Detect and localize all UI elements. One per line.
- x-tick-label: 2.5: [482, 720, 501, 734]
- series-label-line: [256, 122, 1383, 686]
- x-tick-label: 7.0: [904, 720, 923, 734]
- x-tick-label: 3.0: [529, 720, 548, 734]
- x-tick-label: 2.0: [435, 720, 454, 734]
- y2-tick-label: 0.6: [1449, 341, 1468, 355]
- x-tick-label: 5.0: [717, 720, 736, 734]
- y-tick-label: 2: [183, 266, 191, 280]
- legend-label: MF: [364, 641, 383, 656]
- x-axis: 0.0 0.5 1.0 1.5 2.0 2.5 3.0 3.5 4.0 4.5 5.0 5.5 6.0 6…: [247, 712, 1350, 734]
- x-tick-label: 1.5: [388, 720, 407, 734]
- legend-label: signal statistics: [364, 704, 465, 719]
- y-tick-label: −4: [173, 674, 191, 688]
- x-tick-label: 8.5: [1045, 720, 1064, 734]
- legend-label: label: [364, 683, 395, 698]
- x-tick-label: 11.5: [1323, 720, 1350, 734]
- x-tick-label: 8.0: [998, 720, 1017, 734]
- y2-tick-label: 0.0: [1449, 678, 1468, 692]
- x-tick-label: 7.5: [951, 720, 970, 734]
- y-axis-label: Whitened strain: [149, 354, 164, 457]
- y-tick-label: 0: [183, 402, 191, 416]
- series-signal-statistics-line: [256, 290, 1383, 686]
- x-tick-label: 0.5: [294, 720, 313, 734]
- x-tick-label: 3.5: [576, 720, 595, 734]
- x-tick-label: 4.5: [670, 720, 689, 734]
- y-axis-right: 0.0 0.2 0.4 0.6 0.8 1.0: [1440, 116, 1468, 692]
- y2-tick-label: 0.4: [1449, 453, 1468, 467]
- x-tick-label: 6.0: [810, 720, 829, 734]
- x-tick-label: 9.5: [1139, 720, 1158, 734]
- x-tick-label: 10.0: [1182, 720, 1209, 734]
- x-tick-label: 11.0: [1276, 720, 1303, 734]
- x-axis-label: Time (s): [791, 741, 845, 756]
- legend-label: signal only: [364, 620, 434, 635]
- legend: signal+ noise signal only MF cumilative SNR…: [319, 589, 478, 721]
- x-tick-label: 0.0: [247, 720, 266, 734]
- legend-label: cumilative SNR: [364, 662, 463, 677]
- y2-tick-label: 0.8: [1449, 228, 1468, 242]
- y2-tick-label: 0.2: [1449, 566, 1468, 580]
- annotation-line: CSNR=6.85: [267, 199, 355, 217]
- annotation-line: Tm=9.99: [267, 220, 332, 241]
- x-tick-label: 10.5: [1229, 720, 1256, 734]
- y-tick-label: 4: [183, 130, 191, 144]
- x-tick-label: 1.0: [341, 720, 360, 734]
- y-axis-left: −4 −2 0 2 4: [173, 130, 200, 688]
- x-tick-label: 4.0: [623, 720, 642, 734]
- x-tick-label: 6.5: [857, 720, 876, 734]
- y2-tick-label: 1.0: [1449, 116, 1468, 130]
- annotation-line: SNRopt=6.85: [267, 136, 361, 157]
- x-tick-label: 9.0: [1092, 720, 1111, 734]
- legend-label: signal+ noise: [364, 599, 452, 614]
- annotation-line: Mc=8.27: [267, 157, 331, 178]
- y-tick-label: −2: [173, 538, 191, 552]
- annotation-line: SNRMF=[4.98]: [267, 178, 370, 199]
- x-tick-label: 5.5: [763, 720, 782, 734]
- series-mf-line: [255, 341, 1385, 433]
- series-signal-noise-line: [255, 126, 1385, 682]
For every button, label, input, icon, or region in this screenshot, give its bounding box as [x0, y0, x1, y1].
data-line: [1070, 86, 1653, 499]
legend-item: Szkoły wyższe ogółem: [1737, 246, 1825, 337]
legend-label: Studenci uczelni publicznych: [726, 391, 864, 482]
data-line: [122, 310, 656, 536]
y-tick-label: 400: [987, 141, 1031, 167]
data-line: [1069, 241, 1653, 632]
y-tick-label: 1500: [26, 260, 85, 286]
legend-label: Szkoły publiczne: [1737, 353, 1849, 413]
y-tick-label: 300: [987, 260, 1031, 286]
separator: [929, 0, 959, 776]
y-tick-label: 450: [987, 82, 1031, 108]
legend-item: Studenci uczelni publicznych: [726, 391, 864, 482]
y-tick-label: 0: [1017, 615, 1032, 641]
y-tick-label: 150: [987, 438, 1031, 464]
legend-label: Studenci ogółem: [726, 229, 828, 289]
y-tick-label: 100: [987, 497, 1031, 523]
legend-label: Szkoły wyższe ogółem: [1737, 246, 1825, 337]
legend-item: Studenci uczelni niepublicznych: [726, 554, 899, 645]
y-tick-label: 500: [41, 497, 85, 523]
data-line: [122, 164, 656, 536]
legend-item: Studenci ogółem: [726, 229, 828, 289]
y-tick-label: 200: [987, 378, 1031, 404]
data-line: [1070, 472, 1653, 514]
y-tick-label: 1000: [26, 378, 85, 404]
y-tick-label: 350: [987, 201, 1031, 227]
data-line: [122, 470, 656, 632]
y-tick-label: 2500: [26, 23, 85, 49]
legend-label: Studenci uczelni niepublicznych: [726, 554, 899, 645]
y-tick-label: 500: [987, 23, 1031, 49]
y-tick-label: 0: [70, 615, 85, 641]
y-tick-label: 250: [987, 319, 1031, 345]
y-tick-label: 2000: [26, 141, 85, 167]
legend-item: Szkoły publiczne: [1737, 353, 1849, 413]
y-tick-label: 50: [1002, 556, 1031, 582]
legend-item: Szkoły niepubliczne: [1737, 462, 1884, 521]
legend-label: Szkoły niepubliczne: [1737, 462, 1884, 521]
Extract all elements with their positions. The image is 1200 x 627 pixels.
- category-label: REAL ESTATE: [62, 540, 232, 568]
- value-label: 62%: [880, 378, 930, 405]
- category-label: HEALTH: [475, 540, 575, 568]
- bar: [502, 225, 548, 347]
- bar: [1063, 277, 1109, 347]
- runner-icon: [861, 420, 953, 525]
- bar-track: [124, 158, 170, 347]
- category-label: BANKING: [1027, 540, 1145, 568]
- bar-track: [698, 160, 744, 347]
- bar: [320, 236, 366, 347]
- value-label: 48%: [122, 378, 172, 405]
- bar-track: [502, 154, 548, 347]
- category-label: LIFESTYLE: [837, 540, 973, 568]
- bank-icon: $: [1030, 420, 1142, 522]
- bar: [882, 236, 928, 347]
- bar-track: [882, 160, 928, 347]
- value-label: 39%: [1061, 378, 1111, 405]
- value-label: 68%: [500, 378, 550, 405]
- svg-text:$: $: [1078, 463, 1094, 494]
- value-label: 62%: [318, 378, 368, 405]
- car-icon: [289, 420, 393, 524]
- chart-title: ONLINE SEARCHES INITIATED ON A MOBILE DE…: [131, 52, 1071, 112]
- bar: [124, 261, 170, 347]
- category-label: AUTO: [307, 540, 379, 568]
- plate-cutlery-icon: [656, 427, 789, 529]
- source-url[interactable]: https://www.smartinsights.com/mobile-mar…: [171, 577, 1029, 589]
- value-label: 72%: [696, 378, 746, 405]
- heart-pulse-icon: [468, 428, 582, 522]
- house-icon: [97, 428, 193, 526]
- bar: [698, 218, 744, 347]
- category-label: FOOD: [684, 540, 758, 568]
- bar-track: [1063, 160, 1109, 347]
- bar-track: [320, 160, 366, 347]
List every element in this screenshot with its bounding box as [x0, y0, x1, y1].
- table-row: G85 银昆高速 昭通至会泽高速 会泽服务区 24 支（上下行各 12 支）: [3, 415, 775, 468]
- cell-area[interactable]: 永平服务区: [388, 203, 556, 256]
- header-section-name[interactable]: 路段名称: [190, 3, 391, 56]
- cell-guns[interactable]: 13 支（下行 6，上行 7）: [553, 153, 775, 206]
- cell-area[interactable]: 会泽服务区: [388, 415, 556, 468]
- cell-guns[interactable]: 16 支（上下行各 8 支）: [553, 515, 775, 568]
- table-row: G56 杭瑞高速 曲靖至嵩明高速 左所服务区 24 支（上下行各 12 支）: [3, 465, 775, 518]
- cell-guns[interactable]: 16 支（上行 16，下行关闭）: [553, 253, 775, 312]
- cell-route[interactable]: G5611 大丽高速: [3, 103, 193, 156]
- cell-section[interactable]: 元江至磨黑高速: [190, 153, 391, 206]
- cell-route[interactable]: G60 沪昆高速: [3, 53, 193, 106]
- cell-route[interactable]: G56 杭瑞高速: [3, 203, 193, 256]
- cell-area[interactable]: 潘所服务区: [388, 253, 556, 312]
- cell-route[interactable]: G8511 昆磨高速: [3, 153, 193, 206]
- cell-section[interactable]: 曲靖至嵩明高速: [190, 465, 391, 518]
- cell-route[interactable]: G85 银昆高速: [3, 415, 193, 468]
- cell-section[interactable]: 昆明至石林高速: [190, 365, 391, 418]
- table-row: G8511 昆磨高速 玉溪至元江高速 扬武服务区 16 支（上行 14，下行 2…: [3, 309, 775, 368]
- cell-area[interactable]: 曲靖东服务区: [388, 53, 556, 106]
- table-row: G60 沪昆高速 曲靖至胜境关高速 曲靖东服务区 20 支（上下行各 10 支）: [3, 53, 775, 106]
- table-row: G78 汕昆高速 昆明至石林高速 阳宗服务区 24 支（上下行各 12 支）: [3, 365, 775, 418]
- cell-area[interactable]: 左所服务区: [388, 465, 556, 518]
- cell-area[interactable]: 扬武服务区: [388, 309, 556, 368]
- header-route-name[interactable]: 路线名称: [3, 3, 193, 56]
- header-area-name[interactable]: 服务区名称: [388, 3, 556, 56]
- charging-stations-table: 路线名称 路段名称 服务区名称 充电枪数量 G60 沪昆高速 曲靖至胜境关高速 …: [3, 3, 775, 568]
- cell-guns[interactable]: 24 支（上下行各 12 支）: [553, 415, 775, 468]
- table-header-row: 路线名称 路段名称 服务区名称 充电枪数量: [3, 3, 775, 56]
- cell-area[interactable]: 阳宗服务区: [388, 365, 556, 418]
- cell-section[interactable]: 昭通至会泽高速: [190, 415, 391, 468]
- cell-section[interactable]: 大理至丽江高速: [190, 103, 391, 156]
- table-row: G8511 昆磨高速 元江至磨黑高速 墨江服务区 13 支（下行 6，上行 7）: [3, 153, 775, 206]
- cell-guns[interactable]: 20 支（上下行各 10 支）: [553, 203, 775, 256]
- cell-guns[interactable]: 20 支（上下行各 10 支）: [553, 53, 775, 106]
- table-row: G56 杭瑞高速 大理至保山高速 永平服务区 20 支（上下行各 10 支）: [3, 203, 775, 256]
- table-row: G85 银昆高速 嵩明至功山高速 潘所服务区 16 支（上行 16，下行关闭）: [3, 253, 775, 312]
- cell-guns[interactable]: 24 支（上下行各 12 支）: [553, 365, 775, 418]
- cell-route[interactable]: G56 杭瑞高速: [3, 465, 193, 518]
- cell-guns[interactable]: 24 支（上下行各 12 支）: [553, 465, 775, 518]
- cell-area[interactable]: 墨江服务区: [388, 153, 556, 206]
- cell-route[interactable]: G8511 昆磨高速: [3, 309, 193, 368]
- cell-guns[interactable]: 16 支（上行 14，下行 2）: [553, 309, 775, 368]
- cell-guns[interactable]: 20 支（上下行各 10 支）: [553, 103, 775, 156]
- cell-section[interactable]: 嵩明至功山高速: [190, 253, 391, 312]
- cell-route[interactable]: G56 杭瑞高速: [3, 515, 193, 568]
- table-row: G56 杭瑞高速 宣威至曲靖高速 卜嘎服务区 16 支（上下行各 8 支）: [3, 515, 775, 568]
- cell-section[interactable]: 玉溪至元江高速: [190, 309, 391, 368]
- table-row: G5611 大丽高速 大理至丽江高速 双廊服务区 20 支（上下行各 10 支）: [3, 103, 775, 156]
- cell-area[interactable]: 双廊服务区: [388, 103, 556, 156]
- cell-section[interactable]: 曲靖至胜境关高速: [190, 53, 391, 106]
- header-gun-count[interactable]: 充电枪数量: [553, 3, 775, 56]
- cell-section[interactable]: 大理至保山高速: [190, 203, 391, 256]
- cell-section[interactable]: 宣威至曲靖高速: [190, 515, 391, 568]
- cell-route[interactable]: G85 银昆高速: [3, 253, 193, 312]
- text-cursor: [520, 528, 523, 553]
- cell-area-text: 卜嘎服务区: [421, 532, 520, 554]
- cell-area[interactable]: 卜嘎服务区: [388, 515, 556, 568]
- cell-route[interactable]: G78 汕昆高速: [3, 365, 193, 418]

* * * *

--- WHAT YOU SHOULD DO ---
Give everything from the start of the items down to and including the line containing "- x-tick-label: 8.0: [998, 720, 1017, 734]" as a Markdown table with the columns Row and Entry. Number each line in Row and leave out any blank lines.

--- OUTPUT BELOW ---
| Row | Entry |
|---|---|
| 1 | Detect and localize all UI elements. One per line. |
| 2 | - x-tick-label: 2.5: [482, 720, 501, 734] |
| 3 | - series-label-line: [256, 122, 1383, 686] |
| 4 | - x-tick-label: 7.0: [904, 720, 923, 734] |
| 5 | - x-tick-label: 3.0: [529, 720, 548, 734] |
| 6 | - x-tick-label: 2.0: [435, 720, 454, 734] |
| 7 | - y2-tick-label: 0.6: [1449, 341, 1468, 355] |
| 8 | - x-tick-label: 5.0: [717, 720, 736, 734] |
| 9 | - y-tick-label: 2: [183, 266, 191, 280] |
| 10 | - legend-label: MF: [364, 641, 383, 656] |
| 11 | - x-axis: 0.0 0.5 1.0 1.5 2.0 2.5 3.0 3.5 4.0 4.5 5.0 5.5 6.0 6…: [247, 712, 1350, 734] |
| 12 | - x-tick-label: 1.5: [388, 720, 407, 734] |
| 13 | - legend-label: signal statistics: [364, 704, 465, 719] |
| 14 | - y-tick-label: −4: [173, 674, 191, 688] |
| 15 | - x-tick-label: 8.5: [1045, 720, 1064, 734] |
| 16 | - legend-label: label: [364, 683, 395, 698] |
| 17 | - x-tick-label: 11.5: [1323, 720, 1350, 734] |
| 18 | - x-tick-label: 8.0: [998, 720, 1017, 734] |